[Start of Input]
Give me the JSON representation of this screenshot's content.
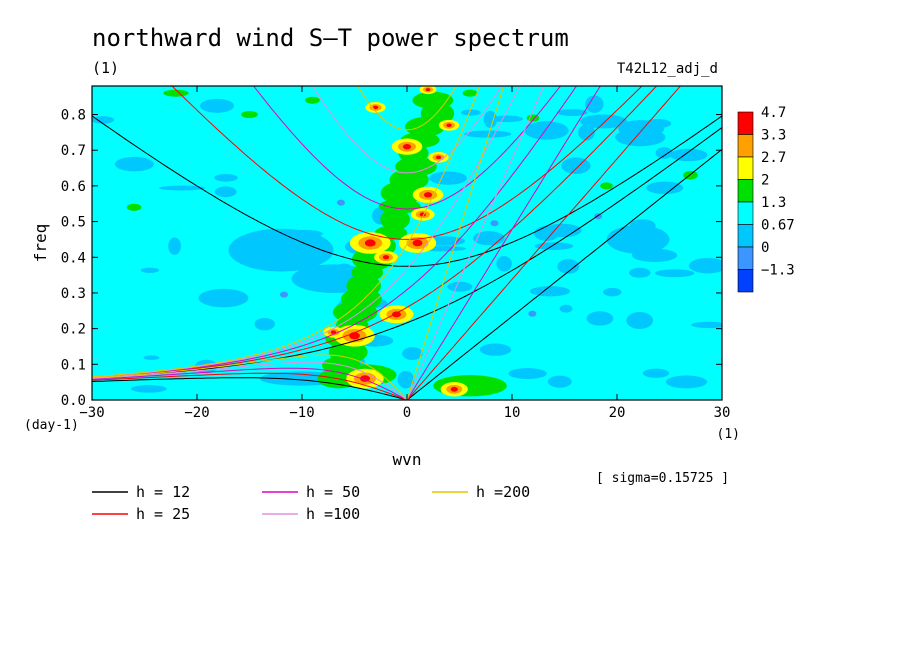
{
  "chart_data": {
    "type": "heatmap",
    "title": "northward wind S–T power spectrum",
    "subtitle_left": "(1)",
    "subtitle_right": "T42L12_adj_d",
    "xlabel": "wvn",
    "xunit": "(1)",
    "ylabel": "freq",
    "yunit": "(day-1)",
    "xlim": [
      -30,
      30
    ],
    "ylim": [
      0,
      0.88
    ],
    "x_ticks": [
      -30,
      -20,
      -10,
      0,
      10,
      20,
      30
    ],
    "x_tick_labels": [
      "−30",
      "−20",
      "−10",
      "0",
      "10",
      "20",
      "30"
    ],
    "y_ticks": [
      0.0,
      0.1,
      0.2,
      0.3,
      0.4,
      0.5,
      0.6,
      0.7,
      0.8
    ],
    "y_tick_labels": [
      "0.0",
      "0.1",
      "0.2",
      "0.3",
      "0.4",
      "0.5",
      "0.6",
      "0.7",
      "0.8"
    ],
    "colorbar": {
      "levels": [
        "4.7",
        "3.3",
        "2.7",
        "2",
        "1.3",
        "0.67",
        "0",
        "−1.3"
      ],
      "colors": [
        "#ff0000",
        "#ffa000",
        "#ffff00",
        "#00e000",
        "#00ffff",
        "#00c8ff",
        "#3c96ff",
        "#0040ff"
      ]
    },
    "sigma_note": "[ sigma=0.15725 ]",
    "dispersion_curves": [
      {
        "name": "h = 12",
        "h": 12,
        "color": "#000000"
      },
      {
        "name": "h = 25",
        "h": 25,
        "color": "#ff0000"
      },
      {
        "name": "h = 50",
        "h": 50,
        "color": "#e000c0"
      },
      {
        "name": "h =100",
        "h": 100,
        "color": "#e090e0"
      },
      {
        "name": "h =200",
        "h": 200,
        "color": "#e0c800"
      }
    ],
    "spectral_peaks": [
      {
        "wvn": -5,
        "freq": 0.18
      },
      {
        "wvn": -1,
        "freq": 0.24
      },
      {
        "wvn": 1,
        "freq": 0.44
      },
      {
        "wvn": 2,
        "freq": 0.575
      },
      {
        "wvn": 0,
        "freq": 0.71
      },
      {
        "wvn": -4,
        "freq": 0.06
      }
    ]
  }
}
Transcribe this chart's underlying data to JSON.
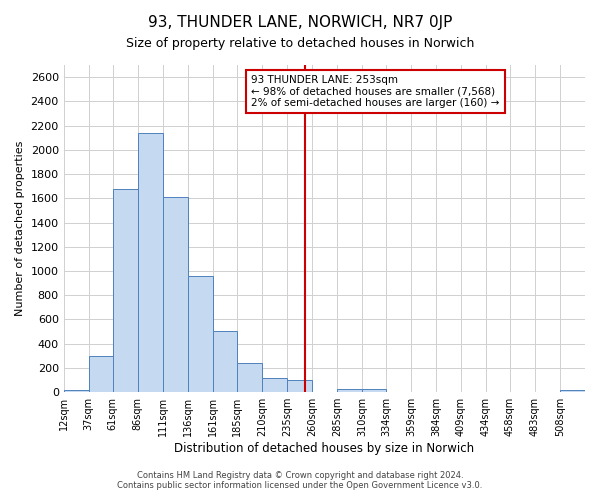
{
  "title": "93, THUNDER LANE, NORWICH, NR7 0JP",
  "subtitle": "Size of property relative to detached houses in Norwich",
  "xlabel": "Distribution of detached houses by size in Norwich",
  "ylabel": "Number of detached properties",
  "bin_labels": [
    "12sqm",
    "37sqm",
    "61sqm",
    "86sqm",
    "111sqm",
    "136sqm",
    "161sqm",
    "185sqm",
    "210sqm",
    "235sqm",
    "260sqm",
    "285sqm",
    "310sqm",
    "334sqm",
    "359sqm",
    "384sqm",
    "409sqm",
    "434sqm",
    "458sqm",
    "483sqm",
    "508sqm"
  ],
  "bar_values": [
    15,
    300,
    1680,
    2140,
    1610,
    960,
    505,
    245,
    115,
    100,
    0,
    30,
    30,
    0,
    0,
    0,
    0,
    0,
    0,
    0,
    15
  ],
  "bar_color": "#c5d9f1",
  "bar_edge_color": "#4f81bd",
  "grid_color": "#d0d0d0",
  "vline_x": 253,
  "vline_color": "#cc0000",
  "ylim": [
    0,
    2700
  ],
  "yticks": [
    0,
    200,
    400,
    600,
    800,
    1000,
    1200,
    1400,
    1600,
    1800,
    2000,
    2200,
    2400,
    2600
  ],
  "annotation_title": "93 THUNDER LANE: 253sqm",
  "annotation_line1": "← 98% of detached houses are smaller (7,568)",
  "annotation_line2": "2% of semi-detached houses are larger (160) →",
  "annotation_box_color": "#ffffff",
  "annotation_box_edge": "#cc0000",
  "footer_line1": "Contains HM Land Registry data © Crown copyright and database right 2024.",
  "footer_line2": "Contains public sector information licensed under the Open Government Licence v3.0.",
  "bin_edges": [
    12,
    37,
    61,
    86,
    111,
    136,
    161,
    185,
    210,
    235,
    260,
    285,
    310,
    334,
    359,
    384,
    409,
    434,
    458,
    483,
    508,
    533
  ]
}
[End of Input]
Written instruction: Above are records; say how many of their lines contain the word "THUNDER", giving only the number.

Result for this task: 2